#### [STATED GOAL]
Report, word for word, each line of the records below that contains the string "Light". The match is case-sensitive.

#### [RECORDS FOR THE EXERCISE]
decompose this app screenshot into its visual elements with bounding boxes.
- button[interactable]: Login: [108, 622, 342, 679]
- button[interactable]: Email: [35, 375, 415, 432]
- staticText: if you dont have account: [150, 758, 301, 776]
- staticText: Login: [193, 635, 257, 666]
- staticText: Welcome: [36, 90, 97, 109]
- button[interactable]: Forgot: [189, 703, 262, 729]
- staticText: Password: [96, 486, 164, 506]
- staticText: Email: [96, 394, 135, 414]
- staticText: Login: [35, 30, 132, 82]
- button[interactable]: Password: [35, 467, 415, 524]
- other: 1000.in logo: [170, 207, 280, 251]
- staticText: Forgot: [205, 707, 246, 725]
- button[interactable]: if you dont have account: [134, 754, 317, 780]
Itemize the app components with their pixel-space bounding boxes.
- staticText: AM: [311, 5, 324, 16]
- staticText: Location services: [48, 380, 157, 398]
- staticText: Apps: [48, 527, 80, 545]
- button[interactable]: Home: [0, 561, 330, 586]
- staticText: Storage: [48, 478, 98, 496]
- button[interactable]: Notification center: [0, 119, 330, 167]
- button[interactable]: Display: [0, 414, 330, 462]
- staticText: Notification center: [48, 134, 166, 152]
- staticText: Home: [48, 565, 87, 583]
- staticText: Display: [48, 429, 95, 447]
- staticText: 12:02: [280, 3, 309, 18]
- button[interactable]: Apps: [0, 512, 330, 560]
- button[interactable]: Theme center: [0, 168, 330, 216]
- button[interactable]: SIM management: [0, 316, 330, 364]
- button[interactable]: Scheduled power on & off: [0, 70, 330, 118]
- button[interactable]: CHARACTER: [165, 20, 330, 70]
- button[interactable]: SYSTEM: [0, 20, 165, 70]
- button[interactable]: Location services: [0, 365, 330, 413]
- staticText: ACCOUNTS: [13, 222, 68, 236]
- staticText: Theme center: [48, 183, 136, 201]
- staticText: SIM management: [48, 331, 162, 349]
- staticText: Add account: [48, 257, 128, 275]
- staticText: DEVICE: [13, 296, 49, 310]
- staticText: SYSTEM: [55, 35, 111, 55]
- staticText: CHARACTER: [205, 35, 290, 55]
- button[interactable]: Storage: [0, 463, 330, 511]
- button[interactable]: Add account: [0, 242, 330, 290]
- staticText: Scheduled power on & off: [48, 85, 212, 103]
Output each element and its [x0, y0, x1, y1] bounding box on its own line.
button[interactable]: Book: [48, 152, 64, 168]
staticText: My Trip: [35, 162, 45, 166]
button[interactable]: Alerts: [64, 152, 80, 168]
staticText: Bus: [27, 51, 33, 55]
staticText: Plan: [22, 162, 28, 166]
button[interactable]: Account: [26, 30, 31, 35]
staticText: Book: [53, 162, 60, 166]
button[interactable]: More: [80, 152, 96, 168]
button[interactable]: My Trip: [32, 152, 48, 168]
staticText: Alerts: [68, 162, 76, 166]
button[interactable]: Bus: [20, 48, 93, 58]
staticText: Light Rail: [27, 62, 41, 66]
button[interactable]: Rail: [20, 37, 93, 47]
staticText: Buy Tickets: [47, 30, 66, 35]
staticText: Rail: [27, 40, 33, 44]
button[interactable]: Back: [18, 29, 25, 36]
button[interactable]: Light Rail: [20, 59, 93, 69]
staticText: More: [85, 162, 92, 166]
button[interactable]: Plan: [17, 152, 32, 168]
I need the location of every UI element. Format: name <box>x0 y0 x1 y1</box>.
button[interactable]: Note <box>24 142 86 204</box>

#### [SOLUTION TO THE PROBLEM]
staticText: Light Rail: [27, 62, 41, 66]
button[interactable]: Light Rail: [20, 59, 93, 69]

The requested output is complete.